Exercise goal -
The entries that follow should be written out exactly.
━━━━━ Recorded information
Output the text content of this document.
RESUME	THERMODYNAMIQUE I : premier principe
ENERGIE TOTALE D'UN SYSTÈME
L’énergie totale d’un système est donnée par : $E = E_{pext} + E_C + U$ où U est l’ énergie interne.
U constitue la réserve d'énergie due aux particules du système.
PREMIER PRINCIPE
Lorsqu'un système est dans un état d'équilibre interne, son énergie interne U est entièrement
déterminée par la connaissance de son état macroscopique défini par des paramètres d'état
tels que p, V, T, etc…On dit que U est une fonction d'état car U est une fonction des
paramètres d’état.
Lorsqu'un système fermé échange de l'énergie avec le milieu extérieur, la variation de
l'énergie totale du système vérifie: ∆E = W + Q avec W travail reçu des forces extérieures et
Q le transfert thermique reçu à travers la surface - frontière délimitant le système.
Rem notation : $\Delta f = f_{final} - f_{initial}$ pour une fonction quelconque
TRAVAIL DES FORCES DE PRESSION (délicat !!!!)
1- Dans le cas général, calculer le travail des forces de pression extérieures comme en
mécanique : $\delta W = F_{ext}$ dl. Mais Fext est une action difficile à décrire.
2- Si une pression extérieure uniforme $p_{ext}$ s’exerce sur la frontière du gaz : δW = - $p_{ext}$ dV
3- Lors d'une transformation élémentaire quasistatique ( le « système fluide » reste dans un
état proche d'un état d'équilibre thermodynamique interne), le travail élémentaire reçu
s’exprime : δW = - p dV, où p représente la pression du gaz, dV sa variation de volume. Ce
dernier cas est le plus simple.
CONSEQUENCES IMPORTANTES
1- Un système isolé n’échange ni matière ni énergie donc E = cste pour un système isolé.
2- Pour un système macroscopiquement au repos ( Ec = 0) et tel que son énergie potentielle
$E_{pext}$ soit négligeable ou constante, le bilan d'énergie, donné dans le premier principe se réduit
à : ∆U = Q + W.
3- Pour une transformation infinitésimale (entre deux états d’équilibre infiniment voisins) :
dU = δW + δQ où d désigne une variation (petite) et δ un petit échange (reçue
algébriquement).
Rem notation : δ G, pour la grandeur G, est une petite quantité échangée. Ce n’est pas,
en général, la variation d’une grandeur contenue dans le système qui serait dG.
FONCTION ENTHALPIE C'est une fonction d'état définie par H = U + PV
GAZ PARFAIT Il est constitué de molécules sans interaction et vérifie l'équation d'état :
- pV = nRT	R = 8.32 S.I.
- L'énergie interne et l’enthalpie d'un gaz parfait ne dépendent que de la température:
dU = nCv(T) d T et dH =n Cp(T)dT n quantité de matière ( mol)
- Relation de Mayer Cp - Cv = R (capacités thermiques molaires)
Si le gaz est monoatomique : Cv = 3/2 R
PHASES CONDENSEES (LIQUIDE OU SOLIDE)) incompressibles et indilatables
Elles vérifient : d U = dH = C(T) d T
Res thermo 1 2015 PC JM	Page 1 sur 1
━━━━━━━━━━
Answer to this exercise -
Output the text content of this document.
RESUME	THERMODYNAMIQUE I : premier principe
ENERGIE TOTALE D'UN SYSTÈME
L’énergie totale d’un système est donnée par : $E = E_{pext} + E_C + U$ où U est l’ énergie interne.
U constitue la réserve d'énergie due aux particules du système.
PREMIER PRINCIPE
Lorsqu'un système est dans un état d'équilibre interne, son énergie interne U est entièrement
déterminée par la connaissance de son état macroscopique défini par des paramètres d'état
tels que p, V, T, etc…On dit que U est une fonction d'état car U est une fonction des
paramètres d’état.
Lorsqu'un système fermé échange de l'énergie avec le milieu extérieur, la variation de
l'énergie totale du système vérifie: ∆E = W + Q avec W travail reçu des forces extérieures et
Q le transfert thermique reçu à travers la surface - frontière délimitant le système.
Rem notation : $\Delta f = f_{final} - f_{initial}$ pour une fonction quelconque
TRAVAIL DES FORCES DE PRESSION (délicat !!!!)
1- Dans le cas général, calculer le travail des forces de pression extérieures comme en
mécanique : $\delta W = F_{ext}$ dl. Mais Fext est une action difficile à décrire.
2- Si une pression extérieure uniforme $p_{ext}$ s’exerce sur la frontière du gaz : δW = - $p_{ext}$ dV
3- Lors d'une transformation élémentaire quasistatique ( le « système fluide » reste dans un
état proche d'un état d'équilibre thermodynamique interne), le travail élémentaire reçu
s’exprime : δW = - p dV, où p représente la pression du gaz, dV sa variation de volume. Ce
dernier cas est le plus simple.
CONSEQUENCES IMPORTANTES
1- Un système isolé n’échange ni matière ni énergie donc E = cste pour un système isolé.
2- Pour un système macroscopiquement au repos ( Ec = 0) et tel que son énergie potentielle
$E_{pext}$ soit négligeable ou constante, le bilan d'énergie, donné dans le premier principe se réduit
à : ∆U = Q + W.
3- Pour une transformation infinitésimale (entre deux états d’équilibre infiniment voisins) :
dU = δW + δQ où d désigne une variation (petite) et δ un petit échange (reçue
algébriquement).
Rem notation : δ G, pour la grandeur G, est une petite quantité échangée. Ce n’est pas,
en général, la variation d’une grandeur contenue dans le système qui serait dG.
FONCTION ENTHALPIE C'est une fonction d'état définie par H = U + PV
GAZ PARFAIT Il est constitué de molécules sans interaction et vérifie l'équation d'état :
- pV = nRT	R = 8.32 S.I.
- L'énergie interne et l’enthalpie d'un gaz parfait ne dépendent que de la température:
dU = nCv(T) d T et dH =n Cp(T)dT n quantité de matière ( mol)
- Relation de Mayer Cp - Cv = R (capacités thermiques molaires)
Si le gaz est monoatomique : Cv = 3/2 R
PHASES CONDENSEES (LIQUIDE OU SOLIDE)) incompressibles et indilatables
Elles vérifient : d U = dH = C(T) d T
Res thermo 1 2015 PC JM	Page 1 sur 1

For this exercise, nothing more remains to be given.